Exercise brief: Count how many lines hold the string "Malibu", and give only that number.

Dataset entries:
## begin

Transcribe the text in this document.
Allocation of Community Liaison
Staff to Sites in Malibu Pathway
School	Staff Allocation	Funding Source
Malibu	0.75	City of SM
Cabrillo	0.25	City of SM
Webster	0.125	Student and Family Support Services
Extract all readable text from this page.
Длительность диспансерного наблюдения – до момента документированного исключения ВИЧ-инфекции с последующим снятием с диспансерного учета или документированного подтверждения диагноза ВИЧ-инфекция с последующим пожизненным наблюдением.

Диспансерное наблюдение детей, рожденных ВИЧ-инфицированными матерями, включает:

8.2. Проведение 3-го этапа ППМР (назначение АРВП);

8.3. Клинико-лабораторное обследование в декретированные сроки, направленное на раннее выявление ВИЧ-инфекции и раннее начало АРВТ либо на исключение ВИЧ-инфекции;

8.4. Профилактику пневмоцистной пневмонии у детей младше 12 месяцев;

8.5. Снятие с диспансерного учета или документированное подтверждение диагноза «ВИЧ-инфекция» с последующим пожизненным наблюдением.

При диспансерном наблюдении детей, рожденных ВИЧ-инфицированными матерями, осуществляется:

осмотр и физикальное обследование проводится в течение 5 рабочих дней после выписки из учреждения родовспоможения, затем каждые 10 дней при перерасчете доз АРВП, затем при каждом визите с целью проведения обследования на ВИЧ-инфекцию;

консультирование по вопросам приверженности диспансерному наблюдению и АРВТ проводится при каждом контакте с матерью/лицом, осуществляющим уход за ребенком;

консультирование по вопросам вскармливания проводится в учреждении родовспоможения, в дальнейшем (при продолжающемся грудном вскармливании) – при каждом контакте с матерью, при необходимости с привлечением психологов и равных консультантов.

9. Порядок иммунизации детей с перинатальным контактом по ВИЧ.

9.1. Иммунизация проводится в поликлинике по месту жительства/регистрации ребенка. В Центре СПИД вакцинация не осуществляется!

## end

Response: 2